→ Task requirements: Find how many lines contain the word "panel" and state that number alone.

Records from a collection

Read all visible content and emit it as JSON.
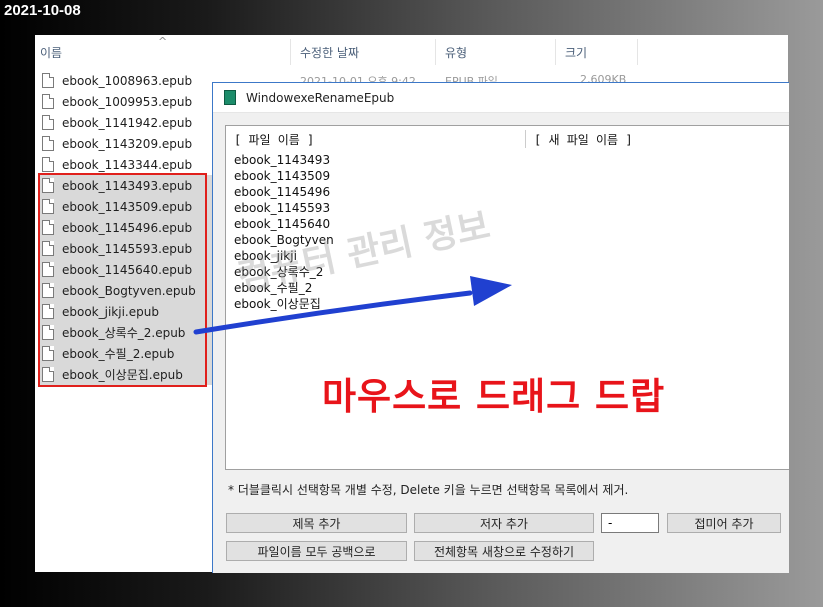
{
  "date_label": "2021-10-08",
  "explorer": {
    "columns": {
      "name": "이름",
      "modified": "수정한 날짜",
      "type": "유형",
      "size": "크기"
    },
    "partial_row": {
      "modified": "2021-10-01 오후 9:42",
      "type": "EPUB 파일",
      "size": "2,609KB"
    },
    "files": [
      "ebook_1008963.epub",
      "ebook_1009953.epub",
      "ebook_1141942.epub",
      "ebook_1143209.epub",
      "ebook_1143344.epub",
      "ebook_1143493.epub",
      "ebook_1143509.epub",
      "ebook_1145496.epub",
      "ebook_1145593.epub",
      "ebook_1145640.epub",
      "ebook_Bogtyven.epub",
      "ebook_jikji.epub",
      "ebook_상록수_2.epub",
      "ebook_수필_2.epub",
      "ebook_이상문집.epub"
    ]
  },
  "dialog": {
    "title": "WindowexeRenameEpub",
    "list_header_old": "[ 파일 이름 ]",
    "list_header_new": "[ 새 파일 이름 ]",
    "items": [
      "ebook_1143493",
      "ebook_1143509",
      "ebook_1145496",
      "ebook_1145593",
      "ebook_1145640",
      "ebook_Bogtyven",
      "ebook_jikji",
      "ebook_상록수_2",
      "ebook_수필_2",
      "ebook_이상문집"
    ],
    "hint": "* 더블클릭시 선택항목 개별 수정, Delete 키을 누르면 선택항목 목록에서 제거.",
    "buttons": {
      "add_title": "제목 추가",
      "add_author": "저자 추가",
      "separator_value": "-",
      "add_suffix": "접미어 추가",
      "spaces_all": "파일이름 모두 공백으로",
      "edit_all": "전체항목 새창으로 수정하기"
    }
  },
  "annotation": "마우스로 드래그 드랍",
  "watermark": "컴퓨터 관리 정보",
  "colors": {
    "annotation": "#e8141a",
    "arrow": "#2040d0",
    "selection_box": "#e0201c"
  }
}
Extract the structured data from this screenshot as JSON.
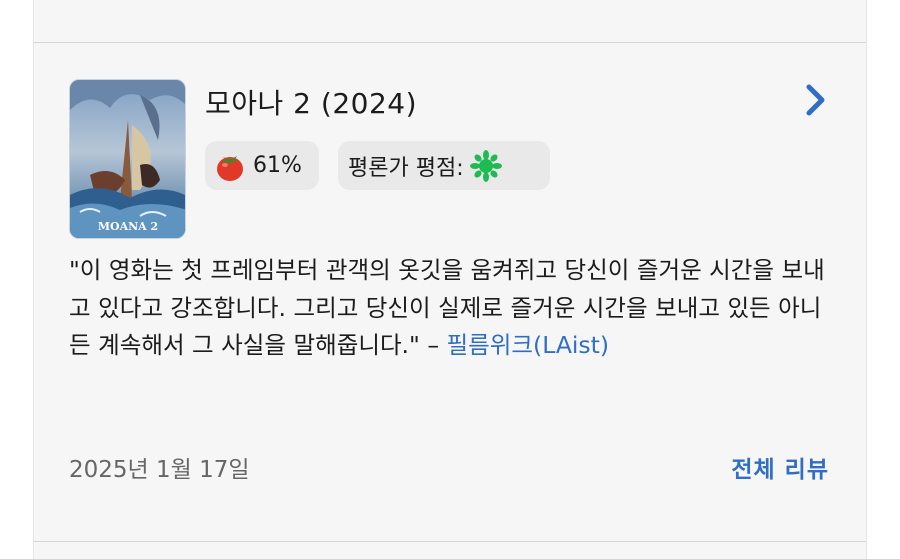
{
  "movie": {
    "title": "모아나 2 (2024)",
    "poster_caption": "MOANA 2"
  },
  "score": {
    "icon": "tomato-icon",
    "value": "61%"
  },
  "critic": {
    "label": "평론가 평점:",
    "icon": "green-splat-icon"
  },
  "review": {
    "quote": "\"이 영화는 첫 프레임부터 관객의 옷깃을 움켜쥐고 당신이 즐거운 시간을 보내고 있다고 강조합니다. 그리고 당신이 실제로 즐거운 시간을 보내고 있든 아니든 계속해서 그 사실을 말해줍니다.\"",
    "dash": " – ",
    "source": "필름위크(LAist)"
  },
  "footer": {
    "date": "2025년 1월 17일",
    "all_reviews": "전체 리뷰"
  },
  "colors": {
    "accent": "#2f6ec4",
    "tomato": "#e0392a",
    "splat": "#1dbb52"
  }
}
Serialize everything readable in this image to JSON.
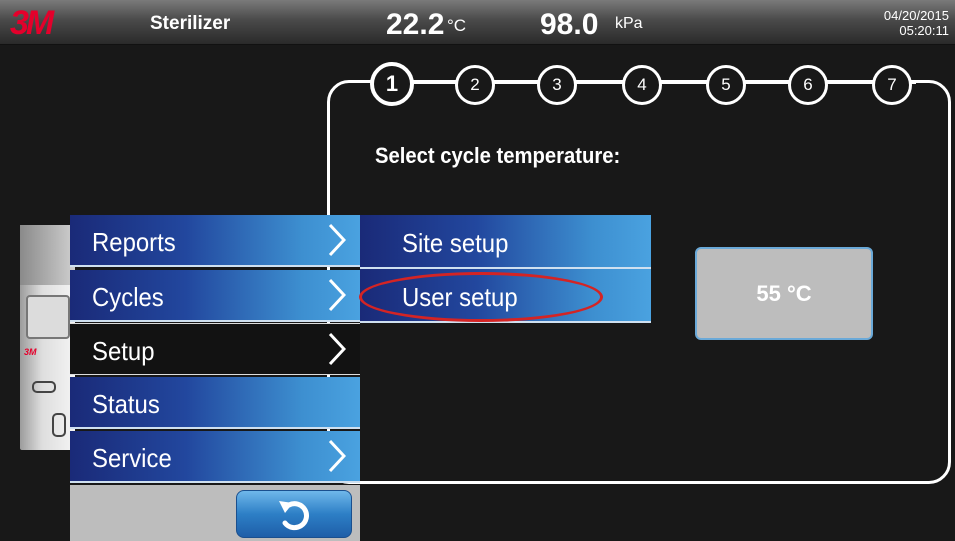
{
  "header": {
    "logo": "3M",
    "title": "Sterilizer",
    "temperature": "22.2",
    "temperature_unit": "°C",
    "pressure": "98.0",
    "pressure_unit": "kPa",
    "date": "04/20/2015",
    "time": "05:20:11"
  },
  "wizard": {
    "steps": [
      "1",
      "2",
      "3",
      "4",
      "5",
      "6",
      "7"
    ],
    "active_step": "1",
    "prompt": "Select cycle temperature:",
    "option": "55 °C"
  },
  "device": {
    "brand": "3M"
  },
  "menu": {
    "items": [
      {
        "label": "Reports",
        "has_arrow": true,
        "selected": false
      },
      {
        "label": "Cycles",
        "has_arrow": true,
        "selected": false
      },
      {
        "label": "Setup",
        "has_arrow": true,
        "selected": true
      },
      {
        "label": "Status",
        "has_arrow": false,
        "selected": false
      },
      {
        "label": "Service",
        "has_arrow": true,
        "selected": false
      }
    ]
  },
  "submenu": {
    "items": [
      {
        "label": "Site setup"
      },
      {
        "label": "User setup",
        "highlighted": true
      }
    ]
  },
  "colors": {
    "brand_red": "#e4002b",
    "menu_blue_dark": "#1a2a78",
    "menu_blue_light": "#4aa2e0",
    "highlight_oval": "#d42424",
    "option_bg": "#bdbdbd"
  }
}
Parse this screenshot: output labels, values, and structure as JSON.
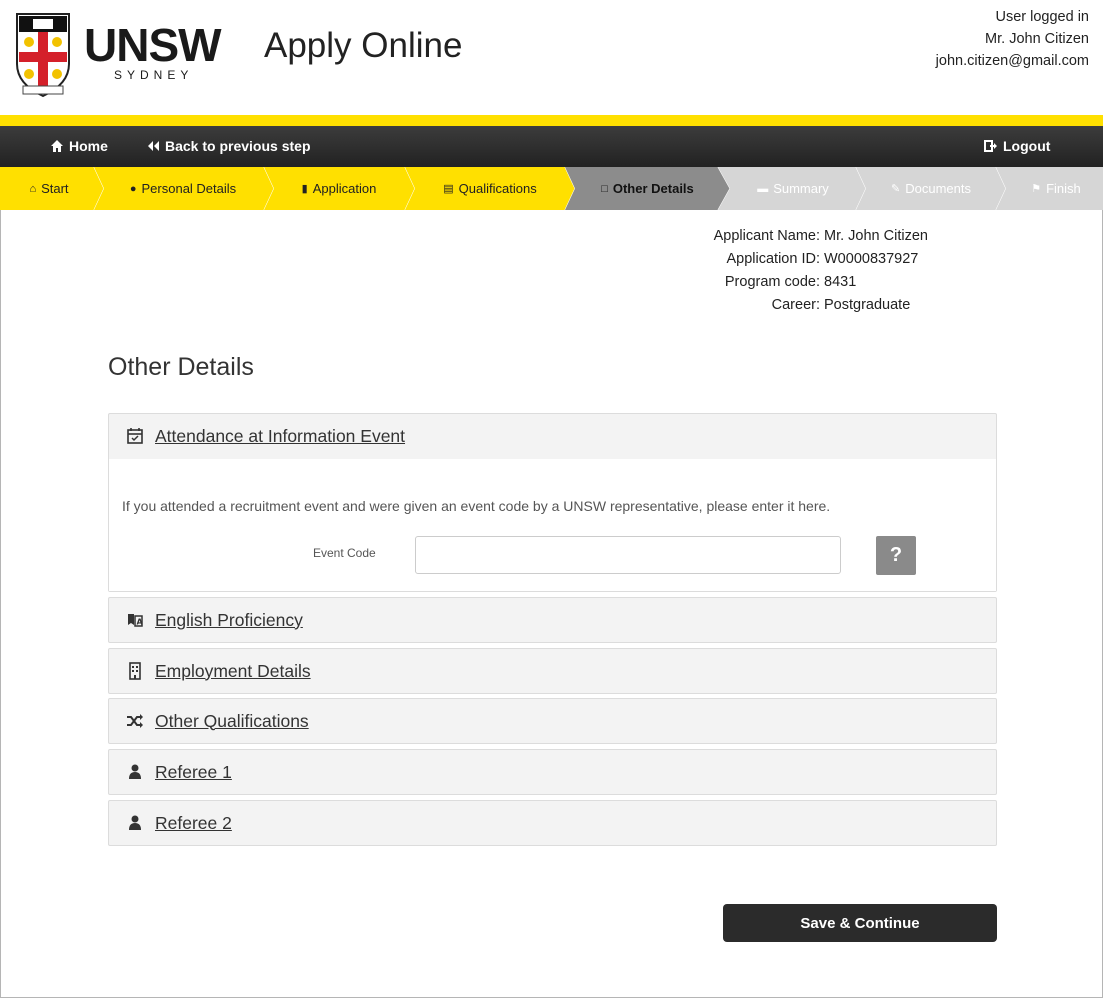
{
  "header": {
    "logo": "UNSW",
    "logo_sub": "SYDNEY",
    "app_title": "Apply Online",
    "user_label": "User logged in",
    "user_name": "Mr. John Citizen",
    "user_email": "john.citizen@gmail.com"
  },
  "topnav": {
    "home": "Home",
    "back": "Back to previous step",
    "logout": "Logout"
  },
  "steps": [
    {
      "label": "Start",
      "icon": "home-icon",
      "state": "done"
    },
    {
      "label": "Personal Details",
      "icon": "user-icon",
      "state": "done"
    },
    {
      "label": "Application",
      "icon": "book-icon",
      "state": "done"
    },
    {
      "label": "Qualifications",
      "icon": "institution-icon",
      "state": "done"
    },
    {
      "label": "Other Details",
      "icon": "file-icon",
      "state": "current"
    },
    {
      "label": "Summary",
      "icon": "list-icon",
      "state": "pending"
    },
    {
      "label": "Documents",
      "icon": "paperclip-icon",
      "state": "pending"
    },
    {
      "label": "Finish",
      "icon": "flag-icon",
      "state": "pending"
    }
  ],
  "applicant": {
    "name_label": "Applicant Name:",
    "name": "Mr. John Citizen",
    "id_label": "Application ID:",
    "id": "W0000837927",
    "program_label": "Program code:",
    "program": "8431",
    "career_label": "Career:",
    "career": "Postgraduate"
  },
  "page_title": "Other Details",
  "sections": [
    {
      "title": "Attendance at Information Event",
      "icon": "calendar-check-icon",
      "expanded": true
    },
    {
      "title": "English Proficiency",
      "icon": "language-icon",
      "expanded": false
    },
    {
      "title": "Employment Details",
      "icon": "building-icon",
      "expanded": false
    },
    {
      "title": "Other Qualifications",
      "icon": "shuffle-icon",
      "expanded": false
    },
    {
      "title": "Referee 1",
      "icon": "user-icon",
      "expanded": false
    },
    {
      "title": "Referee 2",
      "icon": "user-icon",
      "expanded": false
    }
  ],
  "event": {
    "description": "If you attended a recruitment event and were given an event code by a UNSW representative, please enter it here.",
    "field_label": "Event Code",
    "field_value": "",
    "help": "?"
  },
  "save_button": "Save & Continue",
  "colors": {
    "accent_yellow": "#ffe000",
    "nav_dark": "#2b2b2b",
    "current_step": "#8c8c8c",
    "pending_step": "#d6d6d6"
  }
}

...

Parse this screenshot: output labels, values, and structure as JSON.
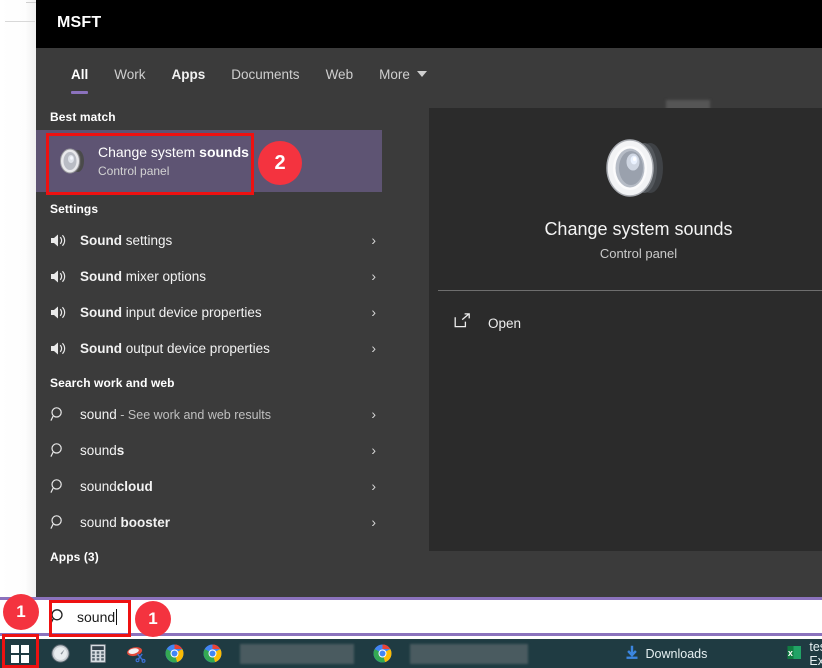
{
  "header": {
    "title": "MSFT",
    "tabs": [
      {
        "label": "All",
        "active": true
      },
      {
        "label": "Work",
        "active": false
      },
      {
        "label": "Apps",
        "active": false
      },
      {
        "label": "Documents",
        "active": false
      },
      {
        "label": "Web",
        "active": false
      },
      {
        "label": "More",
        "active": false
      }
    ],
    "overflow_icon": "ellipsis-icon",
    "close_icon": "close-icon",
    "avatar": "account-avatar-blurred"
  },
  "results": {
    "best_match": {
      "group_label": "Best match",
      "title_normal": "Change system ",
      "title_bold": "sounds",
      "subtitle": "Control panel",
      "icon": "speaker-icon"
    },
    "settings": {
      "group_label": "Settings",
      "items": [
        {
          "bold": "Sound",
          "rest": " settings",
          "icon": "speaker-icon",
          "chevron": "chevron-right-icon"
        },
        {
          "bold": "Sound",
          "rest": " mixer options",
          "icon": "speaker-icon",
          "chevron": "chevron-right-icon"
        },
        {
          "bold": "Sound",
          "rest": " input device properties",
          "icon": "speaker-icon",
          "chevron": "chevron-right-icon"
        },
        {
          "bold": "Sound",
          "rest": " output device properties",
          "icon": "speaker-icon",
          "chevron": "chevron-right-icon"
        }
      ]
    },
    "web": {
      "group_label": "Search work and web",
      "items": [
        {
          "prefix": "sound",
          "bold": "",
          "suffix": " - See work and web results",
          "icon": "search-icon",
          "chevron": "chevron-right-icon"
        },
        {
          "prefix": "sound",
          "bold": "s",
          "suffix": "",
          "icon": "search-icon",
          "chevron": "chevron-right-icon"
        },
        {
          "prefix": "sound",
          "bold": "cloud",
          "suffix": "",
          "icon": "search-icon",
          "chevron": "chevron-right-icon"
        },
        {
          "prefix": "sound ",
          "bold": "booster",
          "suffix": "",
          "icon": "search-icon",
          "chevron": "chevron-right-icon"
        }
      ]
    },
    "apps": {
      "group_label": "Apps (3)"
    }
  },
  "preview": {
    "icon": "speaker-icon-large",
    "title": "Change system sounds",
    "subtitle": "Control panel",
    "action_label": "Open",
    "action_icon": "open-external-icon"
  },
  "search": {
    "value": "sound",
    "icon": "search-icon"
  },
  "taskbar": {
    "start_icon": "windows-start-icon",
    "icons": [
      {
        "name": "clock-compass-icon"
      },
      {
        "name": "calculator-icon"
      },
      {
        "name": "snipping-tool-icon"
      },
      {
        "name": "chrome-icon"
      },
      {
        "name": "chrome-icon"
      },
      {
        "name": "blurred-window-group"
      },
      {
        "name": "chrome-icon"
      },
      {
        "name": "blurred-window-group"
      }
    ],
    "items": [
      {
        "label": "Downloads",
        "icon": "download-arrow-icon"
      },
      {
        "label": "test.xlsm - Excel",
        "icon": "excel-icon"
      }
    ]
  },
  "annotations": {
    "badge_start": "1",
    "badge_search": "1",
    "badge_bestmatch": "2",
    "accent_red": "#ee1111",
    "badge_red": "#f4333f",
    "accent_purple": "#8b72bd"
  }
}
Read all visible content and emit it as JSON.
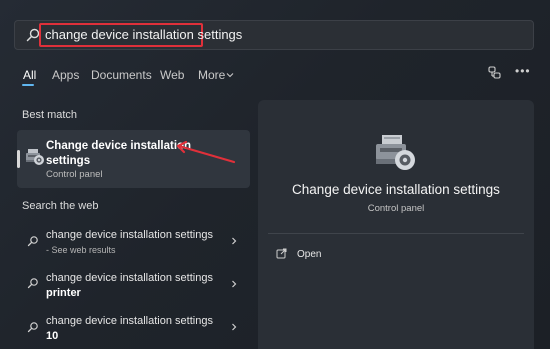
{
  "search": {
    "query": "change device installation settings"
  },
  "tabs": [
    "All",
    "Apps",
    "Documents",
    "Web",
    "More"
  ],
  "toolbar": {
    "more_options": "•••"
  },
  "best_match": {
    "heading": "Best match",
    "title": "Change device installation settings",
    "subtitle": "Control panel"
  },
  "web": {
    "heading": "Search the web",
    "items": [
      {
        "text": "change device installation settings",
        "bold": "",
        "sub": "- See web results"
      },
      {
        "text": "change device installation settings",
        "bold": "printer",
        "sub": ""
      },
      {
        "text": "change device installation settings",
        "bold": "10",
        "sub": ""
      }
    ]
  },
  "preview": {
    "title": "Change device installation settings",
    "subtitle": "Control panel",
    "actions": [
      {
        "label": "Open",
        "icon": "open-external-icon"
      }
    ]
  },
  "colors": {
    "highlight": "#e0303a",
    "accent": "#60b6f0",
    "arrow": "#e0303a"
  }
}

→ Written response: 4